>> start Data for this task

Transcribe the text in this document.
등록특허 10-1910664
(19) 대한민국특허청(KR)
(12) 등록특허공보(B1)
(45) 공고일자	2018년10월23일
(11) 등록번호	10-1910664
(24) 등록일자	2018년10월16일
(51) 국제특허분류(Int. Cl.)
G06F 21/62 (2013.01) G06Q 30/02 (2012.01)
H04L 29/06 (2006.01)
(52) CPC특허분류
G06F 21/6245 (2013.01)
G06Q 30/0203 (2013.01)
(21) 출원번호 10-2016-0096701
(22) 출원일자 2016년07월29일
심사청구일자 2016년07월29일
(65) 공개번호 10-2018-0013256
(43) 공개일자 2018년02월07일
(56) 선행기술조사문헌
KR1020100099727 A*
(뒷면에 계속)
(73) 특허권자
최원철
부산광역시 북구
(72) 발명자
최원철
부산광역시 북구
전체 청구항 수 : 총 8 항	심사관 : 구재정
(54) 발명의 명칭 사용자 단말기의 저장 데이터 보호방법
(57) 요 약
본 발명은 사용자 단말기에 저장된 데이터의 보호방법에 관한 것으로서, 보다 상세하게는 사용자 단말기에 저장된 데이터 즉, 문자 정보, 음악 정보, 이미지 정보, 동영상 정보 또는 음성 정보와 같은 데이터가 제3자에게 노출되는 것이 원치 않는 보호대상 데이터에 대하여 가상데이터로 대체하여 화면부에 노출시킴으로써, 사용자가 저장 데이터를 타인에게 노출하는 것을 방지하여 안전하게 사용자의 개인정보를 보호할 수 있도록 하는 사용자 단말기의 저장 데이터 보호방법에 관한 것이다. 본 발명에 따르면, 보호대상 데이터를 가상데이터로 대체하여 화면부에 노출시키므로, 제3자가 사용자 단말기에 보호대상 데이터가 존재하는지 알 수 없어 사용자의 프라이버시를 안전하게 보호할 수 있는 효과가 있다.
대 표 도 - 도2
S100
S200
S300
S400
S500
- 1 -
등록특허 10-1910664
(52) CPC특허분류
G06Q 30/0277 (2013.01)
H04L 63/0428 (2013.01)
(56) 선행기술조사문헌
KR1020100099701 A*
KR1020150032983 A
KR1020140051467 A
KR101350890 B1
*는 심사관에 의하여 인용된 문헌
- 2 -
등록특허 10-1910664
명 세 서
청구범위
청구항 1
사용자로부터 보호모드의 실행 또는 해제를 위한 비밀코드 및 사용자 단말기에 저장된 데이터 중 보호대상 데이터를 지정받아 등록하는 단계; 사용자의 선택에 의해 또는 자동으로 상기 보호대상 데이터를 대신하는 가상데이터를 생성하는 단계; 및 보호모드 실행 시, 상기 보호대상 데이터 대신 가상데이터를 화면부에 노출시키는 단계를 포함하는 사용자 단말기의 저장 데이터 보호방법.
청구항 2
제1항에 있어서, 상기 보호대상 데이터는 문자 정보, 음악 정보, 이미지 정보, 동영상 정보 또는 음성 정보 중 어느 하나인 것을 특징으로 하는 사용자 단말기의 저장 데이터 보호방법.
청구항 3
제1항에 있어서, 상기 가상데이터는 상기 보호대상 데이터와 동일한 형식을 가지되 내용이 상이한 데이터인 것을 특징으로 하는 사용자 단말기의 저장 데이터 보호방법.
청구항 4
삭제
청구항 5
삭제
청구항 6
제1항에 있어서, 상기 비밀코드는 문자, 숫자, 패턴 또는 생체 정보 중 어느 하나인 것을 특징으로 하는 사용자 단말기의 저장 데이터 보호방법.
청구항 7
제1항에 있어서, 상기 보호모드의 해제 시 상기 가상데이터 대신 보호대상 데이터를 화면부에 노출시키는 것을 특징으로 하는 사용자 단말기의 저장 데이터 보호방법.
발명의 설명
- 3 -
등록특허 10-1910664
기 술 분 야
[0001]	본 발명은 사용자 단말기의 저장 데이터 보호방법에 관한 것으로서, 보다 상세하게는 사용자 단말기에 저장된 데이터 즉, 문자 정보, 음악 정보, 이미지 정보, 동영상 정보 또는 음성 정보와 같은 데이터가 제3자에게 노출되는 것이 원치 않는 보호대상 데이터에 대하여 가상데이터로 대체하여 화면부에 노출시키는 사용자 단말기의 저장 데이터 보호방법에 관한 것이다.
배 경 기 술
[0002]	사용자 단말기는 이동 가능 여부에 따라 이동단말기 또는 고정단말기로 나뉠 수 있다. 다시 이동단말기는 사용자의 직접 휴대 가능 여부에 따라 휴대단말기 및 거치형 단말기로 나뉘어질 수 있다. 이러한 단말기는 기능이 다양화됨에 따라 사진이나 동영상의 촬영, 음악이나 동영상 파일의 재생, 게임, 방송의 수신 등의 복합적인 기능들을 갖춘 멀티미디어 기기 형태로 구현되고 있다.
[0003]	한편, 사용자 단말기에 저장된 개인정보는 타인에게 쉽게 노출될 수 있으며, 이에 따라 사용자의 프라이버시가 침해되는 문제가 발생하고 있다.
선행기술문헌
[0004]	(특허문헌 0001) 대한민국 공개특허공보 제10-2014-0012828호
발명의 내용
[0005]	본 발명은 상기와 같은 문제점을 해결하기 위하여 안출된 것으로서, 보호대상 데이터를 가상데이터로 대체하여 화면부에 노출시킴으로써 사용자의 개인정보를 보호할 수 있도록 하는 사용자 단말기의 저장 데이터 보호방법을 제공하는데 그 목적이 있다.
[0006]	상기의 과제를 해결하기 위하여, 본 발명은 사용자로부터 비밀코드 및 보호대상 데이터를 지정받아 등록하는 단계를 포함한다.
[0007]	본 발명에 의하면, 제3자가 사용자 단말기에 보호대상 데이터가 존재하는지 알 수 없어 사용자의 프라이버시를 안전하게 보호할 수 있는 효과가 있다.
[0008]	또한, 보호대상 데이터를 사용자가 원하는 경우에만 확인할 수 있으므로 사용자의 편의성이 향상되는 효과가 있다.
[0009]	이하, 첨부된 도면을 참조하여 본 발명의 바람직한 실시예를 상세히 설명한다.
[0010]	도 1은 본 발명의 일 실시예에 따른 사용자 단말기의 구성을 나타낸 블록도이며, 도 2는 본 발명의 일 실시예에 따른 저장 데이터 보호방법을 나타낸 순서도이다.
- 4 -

>> end Data for this task

### Instructions to follow
Restate all of the entries above precisely.

### Answer to the problem
Transcribe the text in this document.
등록특허 10-1910664
(19) 대한민국특허청(KR)
(12) 등록특허공보(B1)
(45) 공고일자	2018년10월23일
(11) 등록번호	10-1910664
(24) 등록일자	2018년10월16일
(51) 국제특허분류(Int. Cl.)
G06F 21/62 (2013.01) G06Q 30/02 (2012.01)
H04L 29/06 (2006.01)
(52) CPC특허분류
G06F 21/6245 (2013.01)
G06Q 30/0203 (2013.01)
(21) 출원번호 10-2016-0096701
(22) 출원일자 2016년07월29일
심사청구일자 2016년07월29일
(65) 공개번호 10-2018-0013256
(43) 공개일자 2018년02월07일
(56) 선행기술조사문헌
KR1020100099727 A*
(뒷면에 계속)
(73) 특허권자
최원철
부산광역시 북구
(72) 발명자
최원철
부산광역시 북구
전체 청구항 수 : 총 8 항	심사관 : 구재정
(54) 발명의 명칭 사용자 단말기의 저장 데이터 보호방법
(57) 요 약
본 발명은 사용자 단말기에 저장된 데이터의 보호방법에 관한 것으로서, 보다 상세하게는 사용자 단말기에 저장된 데이터 즉, 문자 정보, 음악 정보, 이미지 정보, 동영상 정보 또는 음성 정보와 같은 데이터가 제3자에게 노출되는 것이 원치 않는 보호대상 데이터에 대하여 가상데이터로 대체하여 화면부에 노출시킴으로써, 사용자가 저장 데이터를 타인에게 노출하는 것을 방지하여 안전하게 사용자의 개인정보를 보호할 수 있도록 하는 사용자 단말기의 저장 데이터 보호방법에 관한 것이다. 본 발명에 따르면, 보호대상 데이터를 가상데이터로 대체하여 화면부에 노출시키므로, 제3자가 사용자 단말기에 보호대상 데이터가 존재하는지 알 수 없어 사용자의 프라이버시를 안전하게 보호할 수 있는 효과가 있다.
대 표 도 - 도2
S100
S200
S300
S400
S500
- 1 -
등록특허 10-1910664
(52) CPC특허분류
G06Q 30/0277 (2013.01)
H04L 63/0428 (2013.01)
(56) 선행기술조사문헌
KR1020100099701 A*
KR1020150032983 A
KR1020140051467 A
KR101350890 B1
*는 심사관에 의하여 인용된 문헌
- 2 -
등록특허 10-1910664
명 세 서
청구범위
청구항 1
사용자로부터 보호모드의 실행 또는 해제를 위한 비밀코드 및 사용자 단말기에 저장된 데이터 중 보호대상 데이터를 지정받아 등록하는 단계; 사용자의 선택에 의해 또는 자동으로 상기 보호대상 데이터를 대신하는 가상데이터를 생성하는 단계; 및 보호모드 실행 시, 상기 보호대상 데이터 대신 가상데이터를 화면부에 노출시키는 단계를 포함하는 사용자 단말기의 저장 데이터 보호방법.
청구항 2
제1항에 있어서, 상기 보호대상 데이터는 문자 정보, 음악 정보, 이미지 정보, 동영상 정보 또는 음성 정보 중 어느 하나인 것을 특징으로 하는 사용자 단말기의 저장 데이터 보호방법.
청구항 3
제1항에 있어서, 상기 가상데이터는 상기 보호대상 데이터와 동일한 형식을 가지되 내용이 상이한 데이터인 것을 특징으로 하는 사용자 단말기의 저장 데이터 보호방법.
청구항 4
삭제
청구항 5
삭제
청구항 6
제1항에 있어서, 상기 비밀코드는 문자, 숫자, 패턴 또는 생체 정보 중 어느 하나인 것을 특징으로 하는 사용자 단말기의 저장 데이터 보호방법.
청구항 7
제1항에 있어서, 상기 보호모드의 해제 시 상기 가상데이터 대신 보호대상 데이터를 화면부에 노출시키는 것을 특징으로 하는 사용자 단말기의 저장 데이터 보호방법.
발명의 설명
- 3 -
등록특허 10-1910664
기 술 분 야
[0001]	본 발명은 사용자 단말기의 저장 데이터 보호방법에 관한 것으로서, 보다 상세하게는 사용자 단말기에 저장된 데이터 즉, 문자 정보, 음악 정보, 이미지 정보, 동영상 정보 또는 음성 정보와 같은 데이터가 제3자에게 노출되는 것이 원치 않는 보호대상 데이터에 대하여 가상데이터로 대체하여 화면부에 노출시키는 사용자 단말기의 저장 데이터 보호방법에 관한 것이다.
배 경 기 술
[0002]	사용자 단말기는 이동 가능 여부에 따라 이동단말기 또는 고정단말기로 나뉠 수 있다. 다시 이동단말기는 사용자의 직접 휴대 가능 여부에 따라 휴대단말기 및 거치형 단말기로 나뉘어질 수 있다. 이러한 단말기는 기능이 다양화됨에 따라 사진이나 동영상의 촬영, 음악이나 동영상 파일의 재생, 게임, 방송의 수신 등의 복합적인 기능들을 갖춘 멀티미디어 기기 형태로 구현되고 있다.
[0003]	한편, 사용자 단말기에 저장된 개인정보는 타인에게 쉽게 노출될 수 있으며, 이에 따라 사용자의 프라이버시가 침해되는 문제가 발생하고 있다.
선행기술문헌
[0004]	(특허문헌 0001) 대한민국 공개특허공보 제10-2014-0012828호
발명의 내용
[0005]	본 발명은 상기와 같은 문제점을 해결하기 위하여 안출된 것으로서, 보호대상 데이터를 가상데이터로 대체하여 화면부에 노출시킴으로써 사용자의 개인정보를 보호할 수 있도록 하는 사용자 단말기의 저장 데이터 보호방법을 제공하는데 그 목적이 있다.
[0006]	상기의 과제를 해결하기 위하여, 본 발명은 사용자로부터 비밀코드 및 보호대상 데이터를 지정받아 등록하는 단계를 포함한다.
[0007]	본 발명에 의하면, 제3자가 사용자 단말기에 보호대상 데이터가 존재하는지 알 수 없어 사용자의 프라이버시를 안전하게 보호할 수 있는 효과가 있다.
[0008]	또한, 보호대상 데이터를 사용자가 원하는 경우에만 확인할 수 있으므로 사용자의 편의성이 향상되는 효과가 있다.
[0009]	이하, 첨부된 도면을 참조하여 본 발명의 바람직한 실시예를 상세히 설명한다.
[0010]	도 1은 본 발명의 일 실시예에 따른 사용자 단말기의 구성을 나타낸 블록도이며, 도 2는 본 발명의 일 실시예에 따른 저장 데이터 보호방법을 나타낸 순서도이다.
- 4 -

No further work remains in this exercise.